WHAT YOU SHOULD DO => Determine the number of lines in these entries that hold the word "placeholder". Give the number and nothing more.

═══ DATA LINES

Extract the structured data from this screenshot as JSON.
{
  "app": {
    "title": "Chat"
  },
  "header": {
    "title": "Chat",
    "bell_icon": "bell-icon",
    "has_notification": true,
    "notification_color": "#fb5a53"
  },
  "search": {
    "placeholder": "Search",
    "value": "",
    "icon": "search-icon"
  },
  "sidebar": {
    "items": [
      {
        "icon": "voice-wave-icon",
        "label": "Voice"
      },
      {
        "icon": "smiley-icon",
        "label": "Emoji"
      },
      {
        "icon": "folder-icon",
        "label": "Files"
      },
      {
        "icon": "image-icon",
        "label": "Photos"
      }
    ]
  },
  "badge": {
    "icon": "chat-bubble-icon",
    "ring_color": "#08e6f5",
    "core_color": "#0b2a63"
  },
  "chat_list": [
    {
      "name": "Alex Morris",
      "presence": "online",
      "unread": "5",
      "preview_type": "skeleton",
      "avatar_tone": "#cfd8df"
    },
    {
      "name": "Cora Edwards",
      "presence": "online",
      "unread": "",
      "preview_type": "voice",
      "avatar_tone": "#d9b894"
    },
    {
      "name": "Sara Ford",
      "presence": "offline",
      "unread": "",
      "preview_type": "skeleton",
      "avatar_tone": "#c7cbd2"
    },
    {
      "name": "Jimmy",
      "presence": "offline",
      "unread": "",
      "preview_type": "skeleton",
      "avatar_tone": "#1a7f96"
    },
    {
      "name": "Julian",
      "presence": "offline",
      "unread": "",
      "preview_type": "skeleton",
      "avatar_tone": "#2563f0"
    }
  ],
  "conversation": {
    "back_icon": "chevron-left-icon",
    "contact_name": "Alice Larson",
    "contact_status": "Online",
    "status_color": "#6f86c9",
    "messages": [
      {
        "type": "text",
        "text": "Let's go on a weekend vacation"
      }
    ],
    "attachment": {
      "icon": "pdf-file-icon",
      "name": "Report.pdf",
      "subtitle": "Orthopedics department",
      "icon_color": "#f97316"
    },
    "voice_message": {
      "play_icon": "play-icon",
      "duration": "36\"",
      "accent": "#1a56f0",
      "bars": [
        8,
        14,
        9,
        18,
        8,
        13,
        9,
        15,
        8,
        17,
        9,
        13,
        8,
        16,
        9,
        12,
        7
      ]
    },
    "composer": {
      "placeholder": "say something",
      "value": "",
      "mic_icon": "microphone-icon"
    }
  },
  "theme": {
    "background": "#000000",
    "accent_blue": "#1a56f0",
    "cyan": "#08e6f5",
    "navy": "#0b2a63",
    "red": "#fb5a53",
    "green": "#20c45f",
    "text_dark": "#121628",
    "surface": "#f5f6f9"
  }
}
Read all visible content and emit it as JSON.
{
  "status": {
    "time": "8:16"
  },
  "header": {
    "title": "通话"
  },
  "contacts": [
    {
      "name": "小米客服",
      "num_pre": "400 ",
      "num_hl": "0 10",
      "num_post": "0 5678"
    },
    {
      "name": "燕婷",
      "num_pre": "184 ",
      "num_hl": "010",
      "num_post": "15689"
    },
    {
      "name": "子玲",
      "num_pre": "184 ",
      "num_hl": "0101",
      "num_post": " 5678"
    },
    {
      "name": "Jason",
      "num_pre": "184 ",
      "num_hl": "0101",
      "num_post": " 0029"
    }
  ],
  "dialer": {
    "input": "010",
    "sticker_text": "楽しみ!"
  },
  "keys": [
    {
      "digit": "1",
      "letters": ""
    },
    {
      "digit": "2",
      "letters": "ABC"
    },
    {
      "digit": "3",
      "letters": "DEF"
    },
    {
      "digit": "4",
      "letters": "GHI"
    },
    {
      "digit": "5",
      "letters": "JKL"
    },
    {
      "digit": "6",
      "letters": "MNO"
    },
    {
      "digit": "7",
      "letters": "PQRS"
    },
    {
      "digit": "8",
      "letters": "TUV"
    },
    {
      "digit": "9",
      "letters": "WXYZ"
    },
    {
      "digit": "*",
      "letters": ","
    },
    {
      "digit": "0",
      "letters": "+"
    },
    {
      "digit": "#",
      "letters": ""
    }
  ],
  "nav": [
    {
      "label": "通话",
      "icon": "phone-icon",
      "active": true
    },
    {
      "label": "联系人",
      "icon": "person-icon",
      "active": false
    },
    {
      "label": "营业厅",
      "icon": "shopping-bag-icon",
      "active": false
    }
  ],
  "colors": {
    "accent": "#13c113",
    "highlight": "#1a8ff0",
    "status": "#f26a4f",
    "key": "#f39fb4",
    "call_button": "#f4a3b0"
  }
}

══════

CORRECT RESULT => 2